• [Your task]: Below are the records; locate each line with the word "photo" and copy it.
-- START Dataset excerpts --
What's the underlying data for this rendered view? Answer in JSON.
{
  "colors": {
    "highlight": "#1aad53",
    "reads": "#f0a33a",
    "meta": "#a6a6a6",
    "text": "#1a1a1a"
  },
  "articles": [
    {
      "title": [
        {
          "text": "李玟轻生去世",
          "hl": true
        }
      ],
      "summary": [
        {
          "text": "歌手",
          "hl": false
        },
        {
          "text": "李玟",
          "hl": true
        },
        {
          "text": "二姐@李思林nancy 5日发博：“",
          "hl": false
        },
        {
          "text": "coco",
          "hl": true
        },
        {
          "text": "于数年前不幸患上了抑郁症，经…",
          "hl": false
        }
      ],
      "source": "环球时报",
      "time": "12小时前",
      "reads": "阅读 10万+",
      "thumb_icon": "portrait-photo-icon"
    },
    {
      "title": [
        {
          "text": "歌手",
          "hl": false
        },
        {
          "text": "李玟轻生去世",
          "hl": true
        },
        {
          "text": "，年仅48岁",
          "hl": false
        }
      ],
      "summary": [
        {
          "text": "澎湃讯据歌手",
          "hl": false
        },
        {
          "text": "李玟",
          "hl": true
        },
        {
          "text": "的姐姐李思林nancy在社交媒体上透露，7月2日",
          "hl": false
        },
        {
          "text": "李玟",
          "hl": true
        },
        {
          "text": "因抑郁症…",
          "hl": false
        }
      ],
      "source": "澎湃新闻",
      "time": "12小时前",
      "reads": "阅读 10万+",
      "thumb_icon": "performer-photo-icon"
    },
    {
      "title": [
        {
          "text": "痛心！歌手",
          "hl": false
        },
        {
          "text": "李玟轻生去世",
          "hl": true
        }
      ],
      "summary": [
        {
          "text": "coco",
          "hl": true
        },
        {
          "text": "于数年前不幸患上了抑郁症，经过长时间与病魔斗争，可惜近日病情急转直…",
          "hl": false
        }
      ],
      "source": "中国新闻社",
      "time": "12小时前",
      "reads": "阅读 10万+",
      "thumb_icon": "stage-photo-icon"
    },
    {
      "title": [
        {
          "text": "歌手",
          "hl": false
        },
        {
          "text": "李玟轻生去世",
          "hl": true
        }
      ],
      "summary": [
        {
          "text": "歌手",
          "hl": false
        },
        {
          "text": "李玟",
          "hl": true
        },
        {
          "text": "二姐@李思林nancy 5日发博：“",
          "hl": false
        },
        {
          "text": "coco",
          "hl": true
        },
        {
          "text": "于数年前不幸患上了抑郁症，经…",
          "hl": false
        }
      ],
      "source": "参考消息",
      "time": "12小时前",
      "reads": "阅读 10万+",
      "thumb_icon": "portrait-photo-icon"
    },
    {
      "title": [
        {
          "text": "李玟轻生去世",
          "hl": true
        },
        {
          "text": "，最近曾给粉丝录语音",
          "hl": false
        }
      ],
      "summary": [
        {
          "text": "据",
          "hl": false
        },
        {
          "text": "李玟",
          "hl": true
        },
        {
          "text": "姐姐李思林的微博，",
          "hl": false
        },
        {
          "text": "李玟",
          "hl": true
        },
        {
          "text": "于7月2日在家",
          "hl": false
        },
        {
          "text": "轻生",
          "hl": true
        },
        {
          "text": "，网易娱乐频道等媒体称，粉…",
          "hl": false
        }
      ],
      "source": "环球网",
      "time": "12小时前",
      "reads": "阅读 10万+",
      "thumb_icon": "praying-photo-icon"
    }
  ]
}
-- END Dataset excerpts --
• [Answer for the task]:
      "thumb_icon": "portrait-photo-icon"
      "thumb_icon": "performer-photo-icon"
      "thumb_icon": "stage-photo-icon"
      "thumb_icon": "portrait-photo-icon"
      "thumb_icon": "praying-photo-icon"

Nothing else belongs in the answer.